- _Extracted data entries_
================================

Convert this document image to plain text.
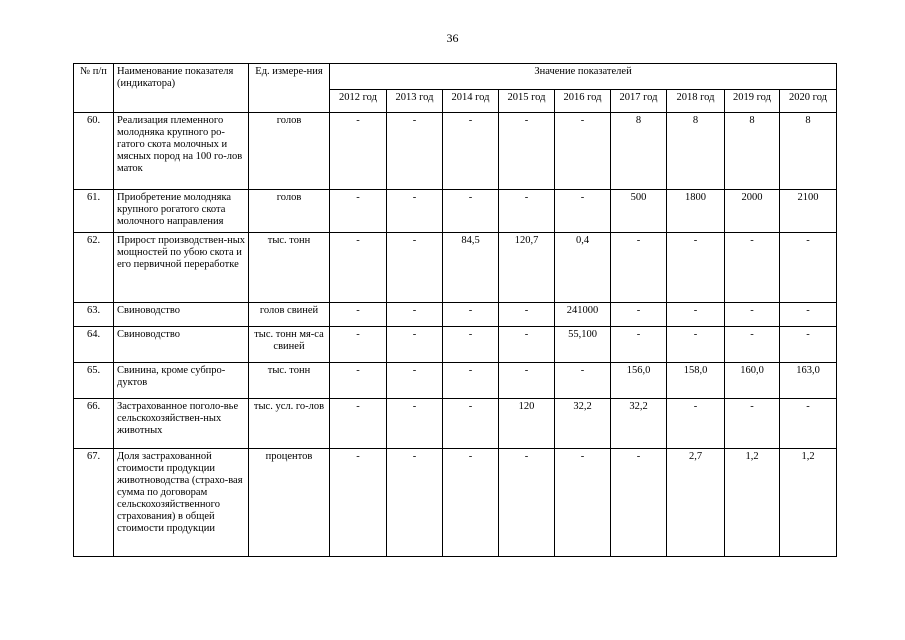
36
№ п/п	Наименование показателя (индикатора)	Ед. измере-ния	Значение показателей								
			2012 год	2013 год	2014 год	2015 год	2016 год	2017 год	2018 год	2019 год	2020 год
60.	Реализация племенного молодняка крупного ро-гатого скота молочных и мясных пород на 100 го-лов маток	голов	-	-	-	-	-	8	8	8	8
61.	Приобретение молодняка крупного рогатого скота молочного направления	голов	-	-	-	-	-	500	1800	2000	2100
62.	Прирост производствен-ных мощностей по убою скота и его первичной переработке	тыс. тонн	-	-	84,5	120,7	0,4	-	-	-	-
63.	Свиноводство	голов свиней	-	-	-	-	241000	-	-	-	-
64.	Свиноводство	тыс. тонн мя-са свиней	-	-	-	-	55,100	-	-	-	-
65.	Свинина, кроме субпро-дуктов	тыс. тонн	-	-	-	-	-	156,0	158,0	160,0	163,0
66.	Застрахованное поголо-вье сельскохозяйствен-ных животных	тыс. усл. го-лов	-	-	-	120	32,2	32,2	-	-	-
67.	Доля застрахованной стоимости продукции животноводства (страхо-вая сумма по договорам сельскохозяйственного страхования) в общей стоимости продукции	процентов	-	-	-	-	-	-	2,7	1,2	1,2
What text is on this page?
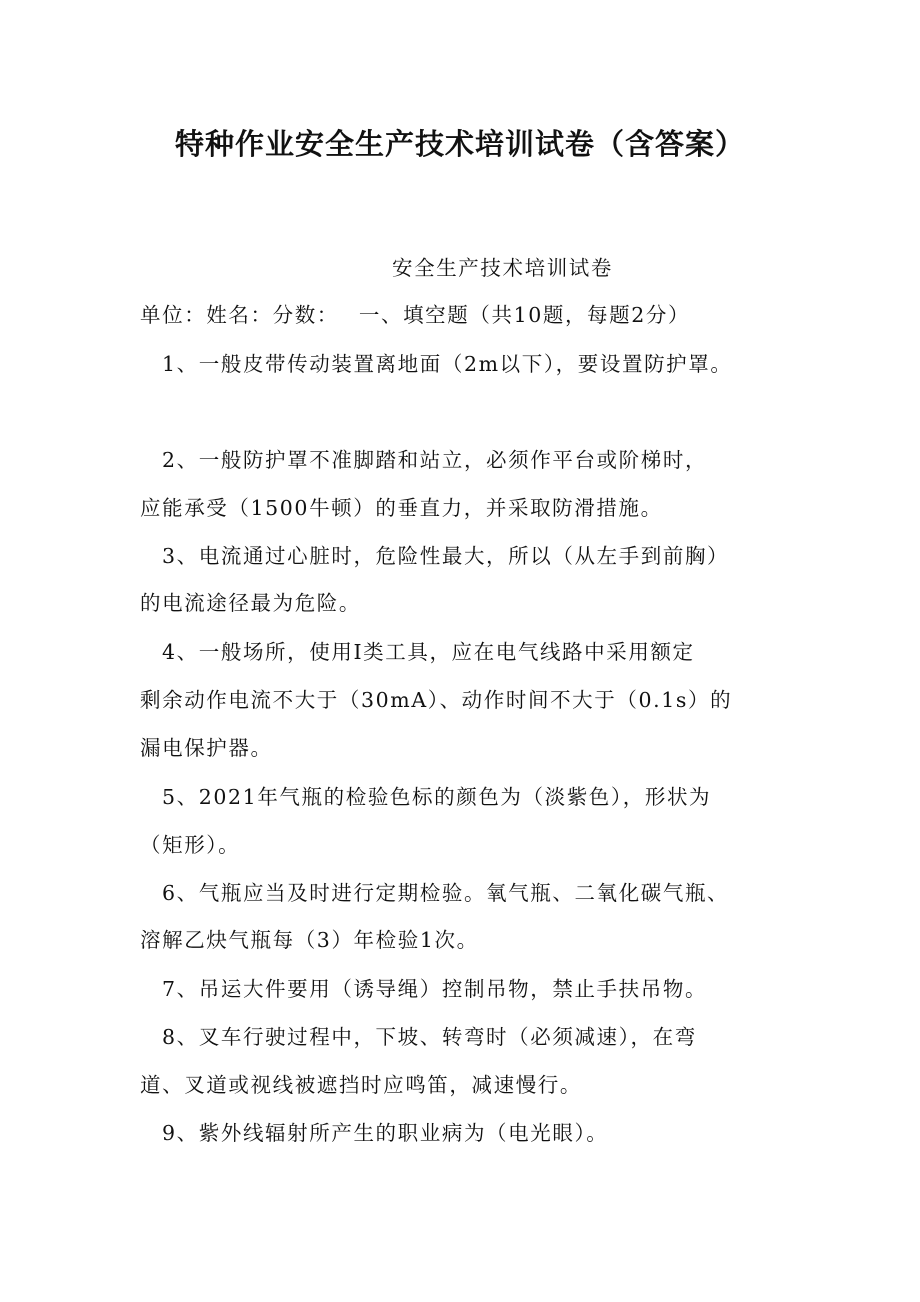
特种作业安全生产技术培训试卷（含答案）
安全生产技术培训试卷
单位：姓名：分数：　 一、填空题（共10题，每题2分）
1、一般皮带传动装置离地面（2m以下），要设置防护罩。
2、一般防护罩不准脚踏和站立，必须作平台或阶梯时，
应能承受（1500牛顿）的垂直力，并采取防滑措施。
3、电流通过心脏时，危险性最大，所以（从左手到前胸）
的电流途径最为危险。
4、一般场所，使用Ⅰ类工具，应在电气线路中采用额定
剩余动作电流不大于（30mA）、动作时间不大于（0.1s）的
漏电保护器。
5、2021年气瓶的检验色标的颜色为（淡紫色），形状为
（矩形）。
6、气瓶应当及时进行定期检验。氧气瓶、二氧化碳气瓶、
溶解乙炔气瓶每（3）年检验1次。
7、吊运大件要用（诱导绳）控制吊物，禁止手扶吊物。
8、叉车行驶过程中，下坡、转弯时（必须减速），在弯
道、叉道或视线被遮挡时应鸣笛，减速慢行。
9、紫外线辐射所产生的职业病为（电光眼）。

================================

- _To do_
Omitting all images, retype each line of the records precisely.

- _Solution to the exercise_
Convert this document image to plain text.
36
№ п/п	Наименование показателя (индикатора)	Ед. измере-ния	Значение показателей								
			2012 год	2013 год	2014 год	2015 год	2016 год	2017 год	2018 год	2019 год	2020 год
60.	Реализация племенного молодняка крупного ро-гатого скота молочных и мясных пород на 100 го-лов маток	голов	-	-	-	-	-	8	8	8	8
61.	Приобретение молодняка крупного рогатого скота молочного направления	голов	-	-	-	-	-	500	1800	2000	2100
62.	Прирост производствен-ных мощностей по убою скота и его первичной переработке	тыс. тонн	-	-	84,5	120,7	0,4	-	-	-	-
63.	Свиноводство	голов свиней	-	-	-	-	241000	-	-	-	-
64.	Свиноводство	тыс. тонн мя-са свиней	-	-	-	-	55,100	-	-	-	-
65.	Свинина, кроме субпро-дуктов	тыс. тонн	-	-	-	-	-	156,0	158,0	160,0	163,0
66.	Застрахованное поголо-вье сельскохозяйствен-ных животных	тыс. усл. го-лов	-	-	-	120	32,2	32,2	-	-	-
67.	Доля застрахованной стоимости продукции животноводства (страхо-вая сумма по договорам сельскохозяйственного страхования) в общей стоимости продукции	процентов	-	-	-	-	-	-	2,7	1,2	1,2
What text is on this page?
特种作业安全生产技术培训试卷（含答案）
安全生产技术培训试卷
单位：姓名：分数：　 一、填空题（共10题，每题2分）
1、一般皮带传动装置离地面（2m以下），要设置防护罩。
2、一般防护罩不准脚踏和站立，必须作平台或阶梯时，
应能承受（1500牛顿）的垂直力，并采取防滑措施。
3、电流通过心脏时，危险性最大，所以（从左手到前胸）
的电流途径最为危险。
4、一般场所，使用Ⅰ类工具，应在电气线路中采用额定
剩余动作电流不大于（30mA）、动作时间不大于（0.1s）的
漏电保护器。
5、2021年气瓶的检验色标的颜色为（淡紫色），形状为
（矩形）。
6、气瓶应当及时进行定期检验。氧气瓶、二氧化碳气瓶、
溶解乙炔气瓶每（3）年检验1次。
7、吊运大件要用（诱导绳）控制吊物，禁止手扶吊物。
8、叉车行驶过程中，下坡、转弯时（必须减速），在弯
道、叉道或视线被遮挡时应鸣笛，减速慢行。
9、紫外线辐射所产生的职业病为（电光眼）。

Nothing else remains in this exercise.